▶ _Task to complete_
Copy every line of the data that includes the string "быть".

Extracted data entries
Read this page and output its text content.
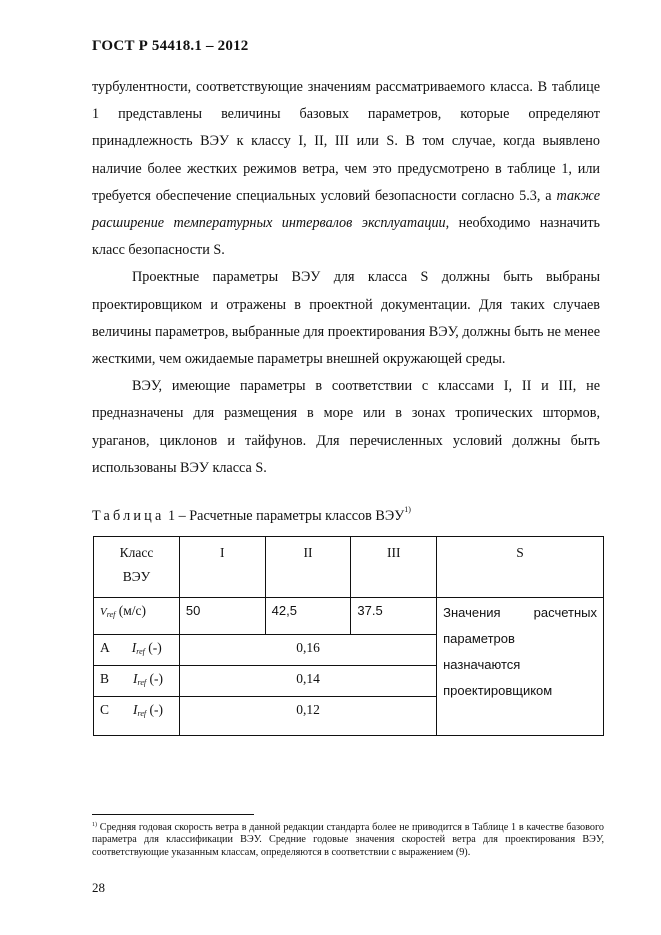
ГОСТ Р 54418.1 – 2012

турбулентности, соответствующие значениям рассматриваемого класса. В таблице 1 представлены величины базовых параметров, которые определяют принадлежность ВЭУ к классу I, II, III или S. В том случае, когда выявлено наличие более жестких режимов ветра, чем это предусмотрено в таблице 1, или требуется обеспечение специальных условий безопасности согласно 5.3, а также расширение температурных интервалов эксплуатации, необходимо назначить класс безопасности S.

Проектные параметры ВЭУ для класса S должны быть выбраны проектировщиком и отражены в проектной документации. Для таких случаев величины параметров, выбранные для проектирования ВЭУ, должны быть не менее жесткими, чем ожидаемые параметры внешней окружающей среды.

ВЭУ, имеющие параметры в соответствии с классами I, II и III, не предназначены для размещения в море или в зонах тропических штормов, ураганов, циклонов и тайфунов. Для перечисленных условий должны быть использованы ВЭУ класса S.

Таблица 1 – Расчетные параметры классов ВЭУ$^{1)}$
Класс
ВЭУ	I	II	III	S
$V_{ref}$ (м/с)	50	42,5	37.5	Значения расчетных
параметров
назначаются
проектировщиком

A $I_{ref}$ (-)	0,16			
B $I_{ref}$ (-)	0,14			
C $I_{ref}$ (-)	0,12			
$^{1)}$ Средняя годовая скорость ветра в данной редакции стандарта более не приводится в Таблице 1 в качестве базового параметра для классификации ВЭУ. Средние годовые значения скоростей ветра для проектирования ВЭУ, соответствующие указанным классам, определяются в соответствии с выражением (9).
28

▶ _Answer in full_
Проектные параметры ВЭУ для класса S должны быть выбраны проектировщиком и отражены в проектной документации. Для таких случаев величины параметров, выбранные для проектирования ВЭУ, должны быть не менее жесткими, чем ожидаемые параметры внешней окружающей среды.
ВЭУ, имеющие параметры в соответствии с классами I, II и III, не предназначены для размещения в море или в зонах тропических штормов, ураганов, циклонов и тайфунов. Для перечисленных условий должны быть использованы ВЭУ класса S.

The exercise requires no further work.